* START *

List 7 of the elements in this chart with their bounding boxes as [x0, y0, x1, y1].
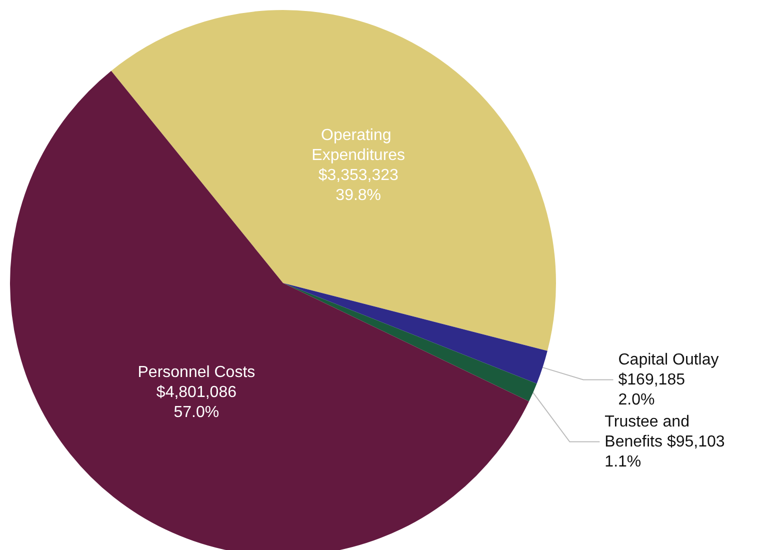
data-label: $169,185 2.0% — [618, 371, 686, 408]
slice-label: Trustee and Benefits $95,103 1.1% — [604, 413, 725, 470]
data-label: $4,801,086 57.0% — [156, 384, 237, 421]
slice-label: Personnel Costs — [138, 364, 256, 381]
slice-label: Operating Expenditures — [312, 127, 406, 164]
slice-label: Capital Outlay — [618, 351, 724, 368]
data-label: $3,353,323 39.8% — [318, 167, 398, 204]
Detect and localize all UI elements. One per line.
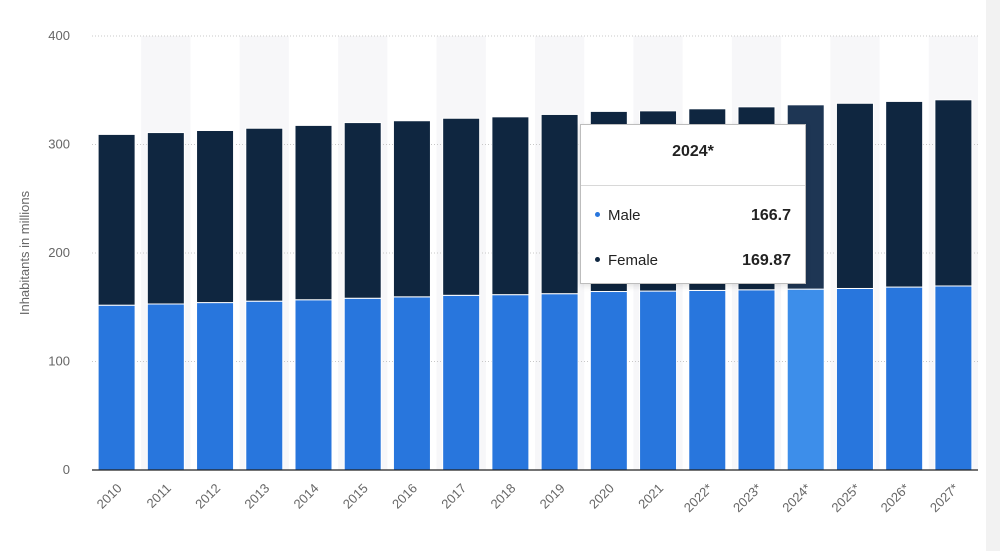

* END *

REQUIREMENTS: Swap every "elements" in the records above for "items" and reproduce them otherwise unchanged, leaving out the pictures.

SOLUTION FOR THIS TASK:
List 7 of the items in this chart with their bounding boxes as [x0, y0, x1, y1].
data-label: $169,185 2.0% — [618, 371, 686, 408]
slice-label: Trustee and Benefits $95,103 1.1% — [604, 413, 725, 470]
data-label: $4,801,086 57.0% — [156, 384, 237, 421]
slice-label: Personnel Costs — [138, 364, 256, 381]
slice-label: Operating Expenditures — [312, 127, 406, 164]
slice-label: Capital Outlay — [618, 351, 724, 368]
data-label: $3,353,323 39.8% — [318, 167, 398, 204]
Detect and localize all UI items. One per line.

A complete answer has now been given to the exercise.